▼

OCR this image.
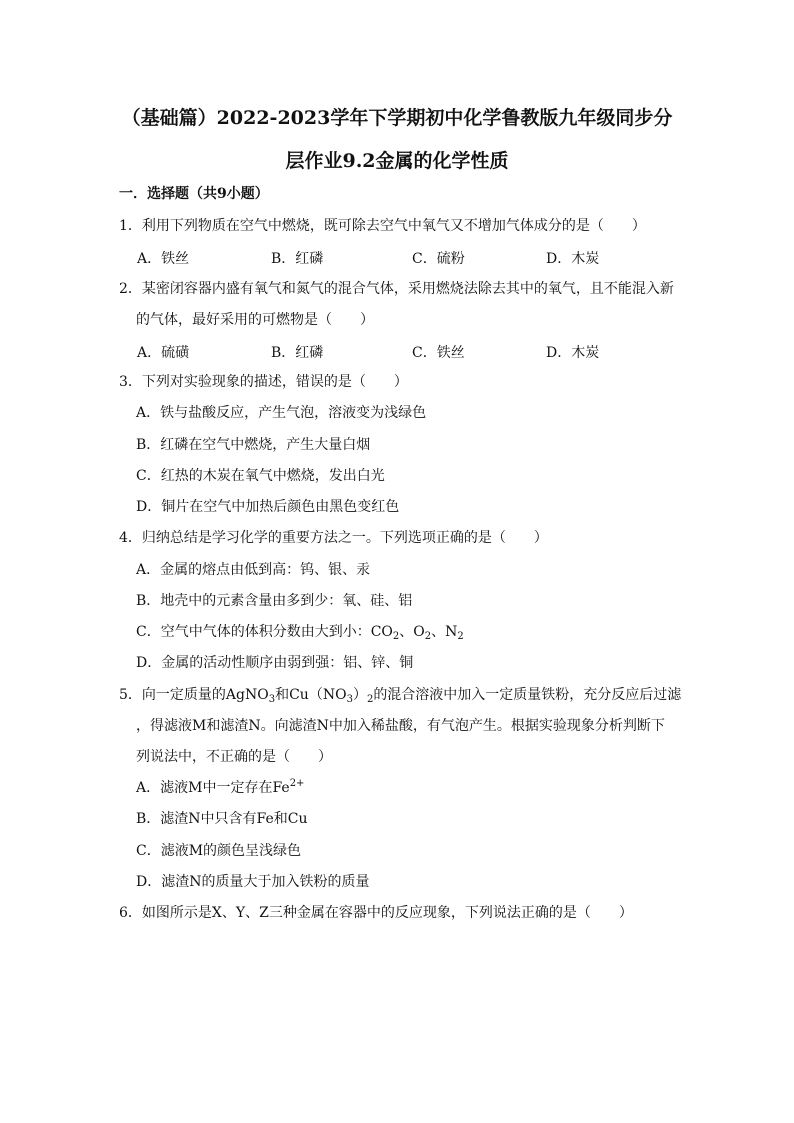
（基础篇）2022-2023学年下学期初中化学鲁教版九年级同步分
层作业9.2金属的化学性质
一．选择题（共9小题）
1．利用下列物质在空气中燃烧，既可除去空气中氧气又不增加气体成分的是（　　）
A．铁丝	B．红磷	C．硫粉	D．木炭
2．某密闭容器内盛有氧气和氮气的混合气体，采用燃烧法除去其中的氧气，且不能混入新
的气体，最好采用的可燃物是（　　）
A．硫磺	B．红磷	C．铁丝	D．木炭
3．下列对实验现象的描述，错误的是（　　）
A．铁与盐酸反应，产生气泡，溶液变为浅绿色
B．红磷在空气中燃烧，产生大量白烟
C．红热的木炭在氧气中燃烧，发出白光
D．铜片在空气中加热后颜色由黑色变红色
4．归纳总结是学习化学的重要方法之一。下列选项正确的是（　　）
A．金属的熔点由低到高：钨、银、汞
B．地壳中的元素含量由多到少：氧、硅、铝
C．空气中气体的体积分数由大到小：$CO_2$、$O_2$、$N_2$
D．金属的活动性顺序由弱到强：铝、锌、铜
5．向一定质量的AgNO$_3$和$Cu(NO_3)_2$的混合溶液中加入一定质量铁粉，充分反应后过滤
，得滤液M和滤渣N。向滤渣N中加入稀盐酸，有气泡产生。根据实验现象分析判断下
列说法中，不正确的是（　　）
A．滤液M中一定存在$Fe^{2+}$
B．滤渣N中只含有Fe和Cu
C．滤液M的颜色呈浅绿色
D．滤渣N的质量大于加入铁粉的质量
6．如图所示是X、Y、Z三种金属在容器中的反应现象，下列说法正确的是（　　）
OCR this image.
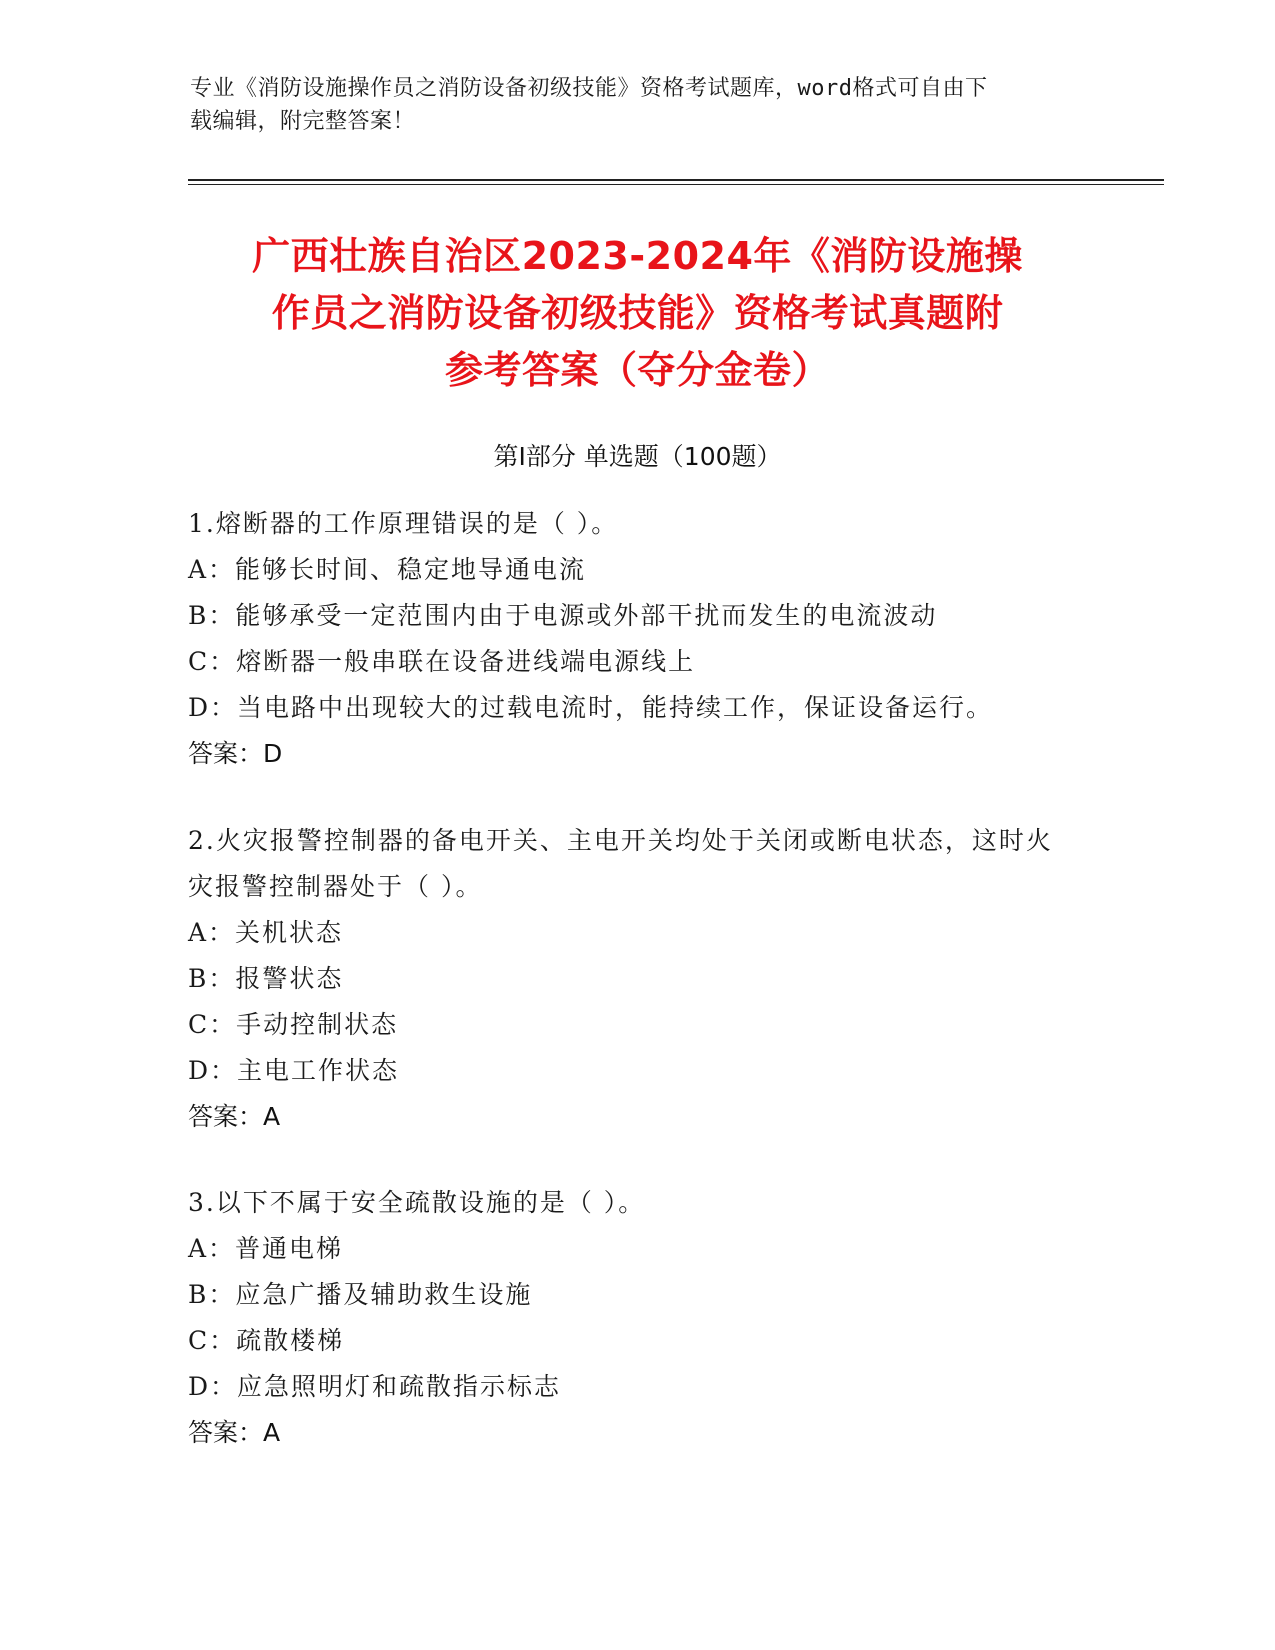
专业《消防设施操作员之消防设备初级技能》资格考试题库，word格式可自由下
载编辑，附完整答案！
广西壮族自治区2023-2024年《消防设施操
作员之消防设备初级技能》资格考试真题附
参考答案（夺分金卷）
第Ⅰ部分 单选题（100题）
1.熔断器的工作原理错误的是（ ）。
A：能够长时间、稳定地导通电流
B：能够承受一定范围内由于电源或外部干扰而发生的电流波动
C：熔断器一般串联在设备进线端电源线上
D：当电路中出现较大的过载电流时，能持续工作，保证设备运行。
答案：D
2.火灾报警控制器的备电开关、主电开关均处于关闭或断电状态，这时火灾报警控制器处于（ ）。
A：关机状态
B：报警状态
C：手动控制状态
D：主电工作状态
答案：A
3.以下不属于安全疏散设施的是（ ）。
A：普通电梯
B：应急广播及辅助救生设施
C：疏散楼梯
D：应急照明灯和疏散指示标志
答案：A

▲

Exercise aim: Reproduce the material word for word, minus the images.

Answer for this exercise:
OCR this image.
（基础篇）2022-2023学年下学期初中化学鲁教版九年级同步分
层作业9.2金属的化学性质
一．选择题（共9小题）
1．利用下列物质在空气中燃烧，既可除去空气中氧气又不增加气体成分的是（　　）
A．铁丝	B．红磷	C．硫粉	D．木炭
2．某密闭容器内盛有氧气和氮气的混合气体，采用燃烧法除去其中的氧气，且不能混入新
的气体，最好采用的可燃物是（　　）
A．硫磺	B．红磷	C．铁丝	D．木炭
3．下列对实验现象的描述，错误的是（　　）
A．铁与盐酸反应，产生气泡，溶液变为浅绿色
B．红磷在空气中燃烧，产生大量白烟
C．红热的木炭在氧气中燃烧，发出白光
D．铜片在空气中加热后颜色由黑色变红色
4．归纳总结是学习化学的重要方法之一。下列选项正确的是（　　）
A．金属的熔点由低到高：钨、银、汞
B．地壳中的元素含量由多到少：氧、硅、铝
C．空气中气体的体积分数由大到小：$CO_2$、$O_2$、$N_2$
D．金属的活动性顺序由弱到强：铝、锌、铜
5．向一定质量的AgNO$_3$和$Cu(NO_3)_2$的混合溶液中加入一定质量铁粉，充分反应后过滤
，得滤液M和滤渣N。向滤渣N中加入稀盐酸，有气泡产生。根据实验现象分析判断下
列说法中，不正确的是（　　）
A．滤液M中一定存在$Fe^{2+}$
B．滤渣N中只含有Fe和Cu
C．滤液M的颜色呈浅绿色
D．滤渣N的质量大于加入铁粉的质量
6．如图所示是X、Y、Z三种金属在容器中的反应现象，下列说法正确的是（　　）
OCR this image.
专业《消防设施操作员之消防设备初级技能》资格考试题库，word格式可自由下
载编辑，附完整答案！
广西壮族自治区2023-2024年《消防设施操
作员之消防设备初级技能》资格考试真题附
参考答案（夺分金卷）
第Ⅰ部分 单选题（100题）
1.熔断器的工作原理错误的是（ ）。
A：能够长时间、稳定地导通电流
B：能够承受一定范围内由于电源或外部干扰而发生的电流波动
C：熔断器一般串联在设备进线端电源线上
D：当电路中出现较大的过载电流时，能持续工作，保证设备运行。
答案：D
2.火灾报警控制器的备电开关、主电开关均处于关闭或断电状态，这时火灾报警控制器处于（ ）。
A：关机状态
B：报警状态
C：手动控制状态
D：主电工作状态
答案：A
3.以下不属于安全疏散设施的是（ ）。
A：普通电梯
B：应急广播及辅助救生设施
C：疏散楼梯
D：应急照明灯和疏散指示标志
答案：A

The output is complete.